### EXERCISE INSTRUCTIONS
Look for the word "Current" in the entries below, then copy every line that has it.

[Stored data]
□ □ □
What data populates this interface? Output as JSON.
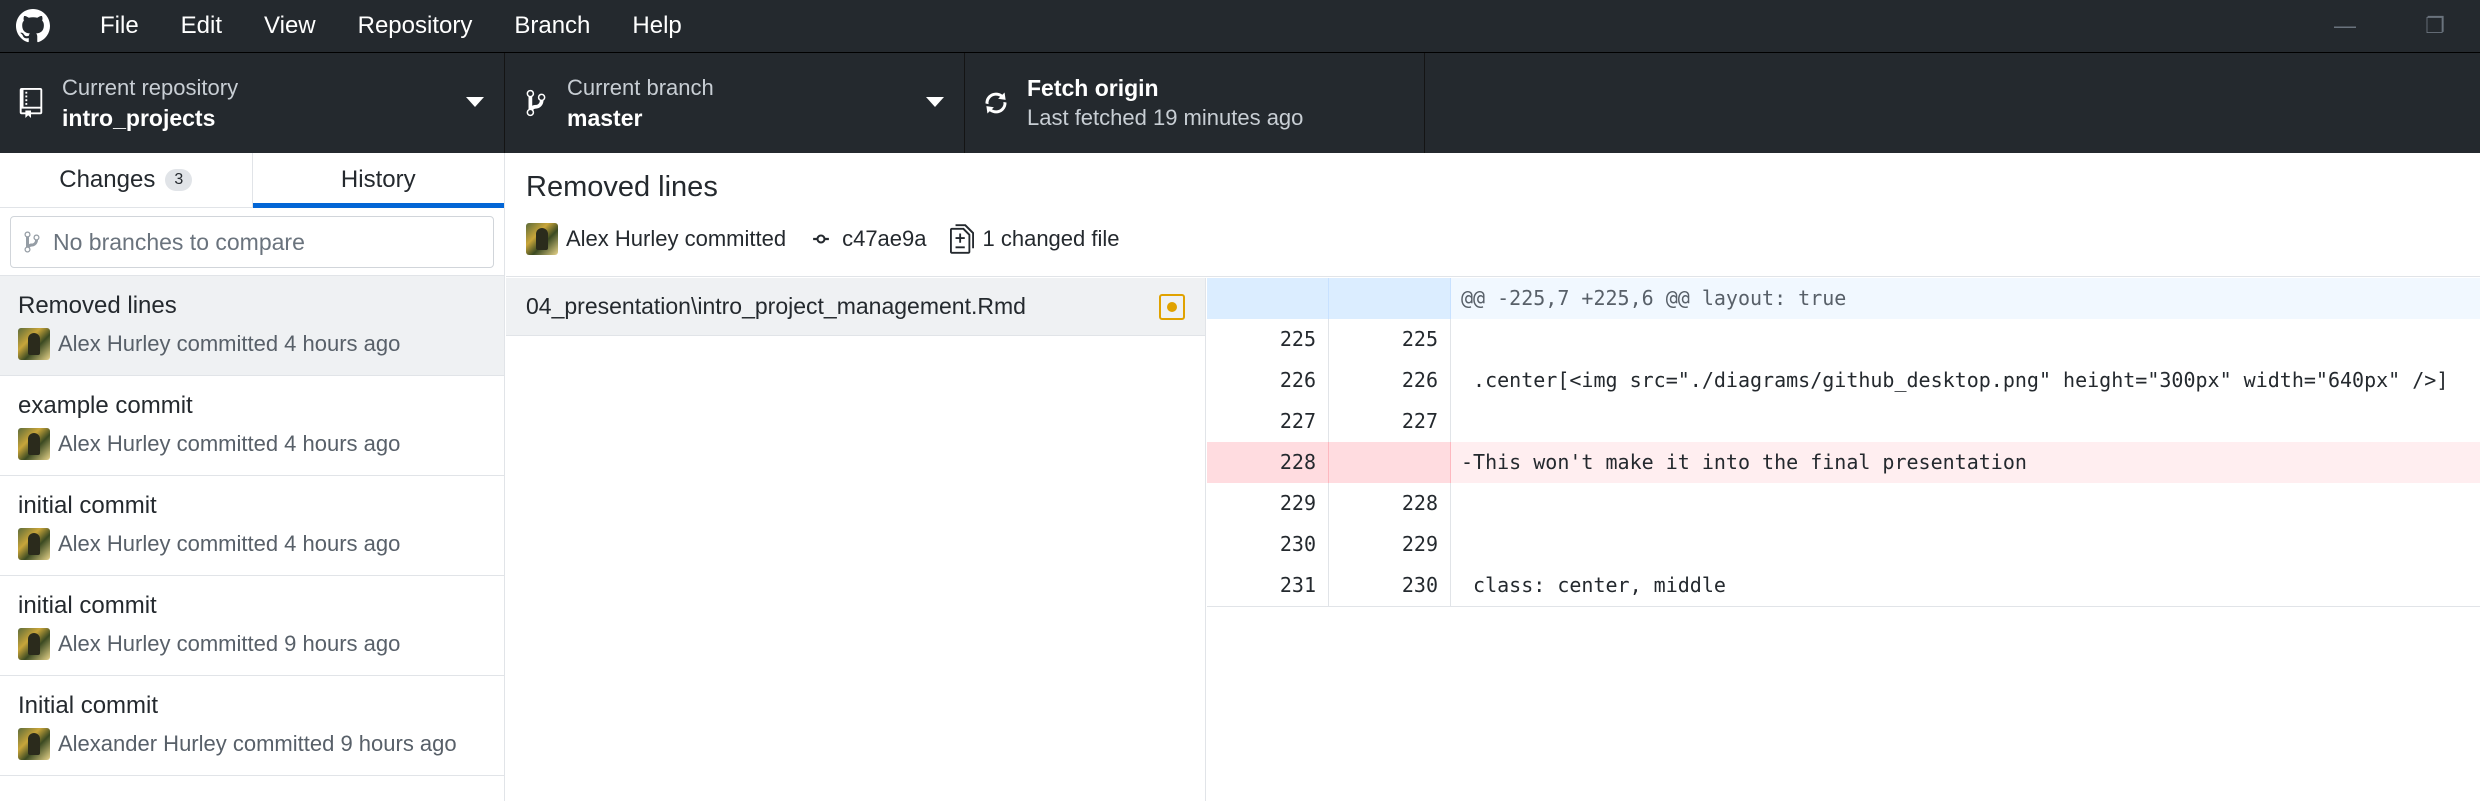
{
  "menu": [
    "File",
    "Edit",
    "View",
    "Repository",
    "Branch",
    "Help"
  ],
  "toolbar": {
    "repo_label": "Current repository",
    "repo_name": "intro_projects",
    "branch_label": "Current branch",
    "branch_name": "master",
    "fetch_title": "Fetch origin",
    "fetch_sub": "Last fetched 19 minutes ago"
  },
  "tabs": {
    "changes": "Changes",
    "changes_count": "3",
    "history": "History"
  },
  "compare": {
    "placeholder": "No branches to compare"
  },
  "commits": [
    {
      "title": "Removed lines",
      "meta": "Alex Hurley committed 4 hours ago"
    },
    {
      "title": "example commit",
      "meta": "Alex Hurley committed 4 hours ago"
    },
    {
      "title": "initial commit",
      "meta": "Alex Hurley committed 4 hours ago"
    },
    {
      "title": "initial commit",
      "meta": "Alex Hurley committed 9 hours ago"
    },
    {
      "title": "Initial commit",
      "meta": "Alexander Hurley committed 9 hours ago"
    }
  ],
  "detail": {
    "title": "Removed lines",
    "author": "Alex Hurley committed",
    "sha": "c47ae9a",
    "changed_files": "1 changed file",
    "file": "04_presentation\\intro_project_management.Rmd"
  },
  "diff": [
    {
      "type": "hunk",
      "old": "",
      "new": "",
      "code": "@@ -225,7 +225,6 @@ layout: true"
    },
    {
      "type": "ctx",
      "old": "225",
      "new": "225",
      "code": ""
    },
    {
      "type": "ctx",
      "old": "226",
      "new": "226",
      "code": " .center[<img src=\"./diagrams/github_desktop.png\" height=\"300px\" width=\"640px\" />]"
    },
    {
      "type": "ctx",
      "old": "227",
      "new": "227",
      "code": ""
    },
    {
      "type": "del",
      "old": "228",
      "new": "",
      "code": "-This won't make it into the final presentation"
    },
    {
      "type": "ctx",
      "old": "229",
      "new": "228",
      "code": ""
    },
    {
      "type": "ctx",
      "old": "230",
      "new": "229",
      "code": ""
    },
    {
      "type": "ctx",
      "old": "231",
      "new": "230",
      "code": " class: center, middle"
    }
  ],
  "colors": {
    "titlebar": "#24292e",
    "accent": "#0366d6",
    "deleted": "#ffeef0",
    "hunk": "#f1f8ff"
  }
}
□ □ □
### RESPONSE TO THIS EXERCISE
    "repo_label": "Current repository",
    "branch_label": "Current branch",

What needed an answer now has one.